● **REQUIREMENTS**
Reproduce all of the data exactly.

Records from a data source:
──────
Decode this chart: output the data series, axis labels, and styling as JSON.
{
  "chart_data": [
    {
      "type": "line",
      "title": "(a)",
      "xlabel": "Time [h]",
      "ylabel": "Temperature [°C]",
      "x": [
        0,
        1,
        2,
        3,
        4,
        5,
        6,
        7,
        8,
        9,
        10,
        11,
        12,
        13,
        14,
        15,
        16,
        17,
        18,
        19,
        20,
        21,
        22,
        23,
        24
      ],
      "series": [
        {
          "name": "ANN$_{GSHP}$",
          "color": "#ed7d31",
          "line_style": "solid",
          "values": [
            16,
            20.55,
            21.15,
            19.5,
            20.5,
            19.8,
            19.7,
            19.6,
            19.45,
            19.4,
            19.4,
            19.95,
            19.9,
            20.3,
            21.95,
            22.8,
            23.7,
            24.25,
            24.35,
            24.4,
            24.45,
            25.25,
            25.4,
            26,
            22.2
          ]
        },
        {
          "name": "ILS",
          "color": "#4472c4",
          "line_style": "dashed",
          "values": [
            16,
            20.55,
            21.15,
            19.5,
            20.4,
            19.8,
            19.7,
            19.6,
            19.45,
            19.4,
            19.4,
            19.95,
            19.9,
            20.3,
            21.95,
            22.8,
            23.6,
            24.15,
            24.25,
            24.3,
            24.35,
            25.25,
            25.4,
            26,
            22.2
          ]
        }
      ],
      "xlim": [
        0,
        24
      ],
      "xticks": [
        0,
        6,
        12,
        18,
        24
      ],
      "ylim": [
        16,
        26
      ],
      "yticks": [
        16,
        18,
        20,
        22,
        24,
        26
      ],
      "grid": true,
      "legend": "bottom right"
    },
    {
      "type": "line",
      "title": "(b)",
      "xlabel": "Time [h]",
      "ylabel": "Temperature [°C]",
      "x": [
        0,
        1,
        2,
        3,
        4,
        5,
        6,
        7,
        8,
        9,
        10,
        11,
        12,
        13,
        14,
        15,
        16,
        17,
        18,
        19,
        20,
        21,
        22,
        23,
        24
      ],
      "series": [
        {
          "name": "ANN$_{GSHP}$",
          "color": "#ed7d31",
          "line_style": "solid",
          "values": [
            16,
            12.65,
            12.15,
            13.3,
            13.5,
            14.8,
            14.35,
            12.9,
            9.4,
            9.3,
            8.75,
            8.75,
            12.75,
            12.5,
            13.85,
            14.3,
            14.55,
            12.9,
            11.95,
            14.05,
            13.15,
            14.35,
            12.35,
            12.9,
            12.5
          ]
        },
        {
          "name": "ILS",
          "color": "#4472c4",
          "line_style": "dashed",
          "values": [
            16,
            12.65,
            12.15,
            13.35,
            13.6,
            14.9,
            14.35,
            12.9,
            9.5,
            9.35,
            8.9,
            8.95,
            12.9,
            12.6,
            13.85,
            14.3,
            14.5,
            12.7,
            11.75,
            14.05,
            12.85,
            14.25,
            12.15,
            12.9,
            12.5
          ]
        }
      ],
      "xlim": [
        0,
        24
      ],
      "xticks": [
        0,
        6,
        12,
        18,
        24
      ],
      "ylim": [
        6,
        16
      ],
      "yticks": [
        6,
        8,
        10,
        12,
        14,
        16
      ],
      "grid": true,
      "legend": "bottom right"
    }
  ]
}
──────
● **ANSWER TO THIS PROBLEM**
Decode this chart: output the data series, axis labels, and styling as JSON.
{
  "chart_data": [
    {
      "type": "line",
      "title": "(a)",
      "xlabel": "Time [h]",
      "ylabel": "Temperature [°C]",
      "x": [
        0,
        1,
        2,
        3,
        4,
        5,
        6,
        7,
        8,
        9,
        10,
        11,
        12,
        13,
        14,
        15,
        16,
        17,
        18,
        19,
        20,
        21,
        22,
        23,
        24
      ],
      "series": [
        {
          "name": "ANN$_{GSHP}$",
          "color": "#ed7d31",
          "line_style": "solid",
          "values": [
            16,
            20.55,
            21.15,
            19.5,
            20.5,
            19.8,
            19.7,
            19.6,
            19.45,
            19.4,
            19.4,
            19.95,
            19.9,
            20.3,
            21.95,
            22.8,
            23.7,
            24.25,
            24.35,
            24.4,
            24.45,
            25.25,
            25.4,
            26,
            22.2
          ]
        },
        {
          "name": "ILS",
          "color": "#4472c4",
          "line_style": "dashed",
          "values": [
            16,
            20.55,
            21.15,
            19.5,
            20.4,
            19.8,
            19.7,
            19.6,
            19.45,
            19.4,
            19.4,
            19.95,
            19.9,
            20.3,
            21.95,
            22.8,
            23.6,
            24.15,
            24.25,
            24.3,
            24.35,
            25.25,
            25.4,
            26,
            22.2
          ]
        }
      ],
      "xlim": [
        0,
        24
      ],
      "xticks": [
        0,
        6,
        12,
        18,
        24
      ],
      "ylim": [
        16,
        26
      ],
      "yticks": [
        16,
        18,
        20,
        22,
        24,
        26
      ],
      "grid": true,
      "legend": "bottom right"
    },
    {
      "type": "line",
      "title": "(b)",
      "xlabel": "Time [h]",
      "ylabel": "Temperature [°C]",
      "x": [
        0,
        1,
        2,
        3,
        4,
        5,
        6,
        7,
        8,
        9,
        10,
        11,
        12,
        13,
        14,
        15,
        16,
        17,
        18,
        19,
        20,
        21,
        22,
        23,
        24
      ],
      "series": [
        {
          "name": "ANN$_{GSHP}$",
          "color": "#ed7d31",
          "line_style": "solid",
          "values": [
            16,
            12.65,
            12.15,
            13.3,
            13.5,
            14.8,
            14.35,
            12.9,
            9.4,
            9.3,
            8.75,
            8.75,
            12.75,
            12.5,
            13.85,
            14.3,
            14.55,
            12.9,
            11.95,
            14.05,
            13.15,
            14.35,
            12.35,
            12.9,
            12.5
          ]
        },
        {
          "name": "ILS",
          "color": "#4472c4",
          "line_style": "dashed",
          "values": [
            16,
            12.65,
            12.15,
            13.35,
            13.6,
            14.9,
            14.35,
            12.9,
            9.5,
            9.35,
            8.9,
            8.95,
            12.9,
            12.6,
            13.85,
            14.3,
            14.5,
            12.7,
            11.75,
            14.05,
            12.85,
            14.25,
            12.15,
            12.9,
            12.5
          ]
        }
      ],
      "xlim": [
        0,
        24
      ],
      "xticks": [
        0,
        6,
        12,
        18,
        24
      ],
      "ylim": [
        6,
        16
      ],
      "yticks": [
        6,
        8,
        10,
        12,
        14,
        16
      ],
      "grid": true,
      "legend": "bottom right"
    }
  ]
}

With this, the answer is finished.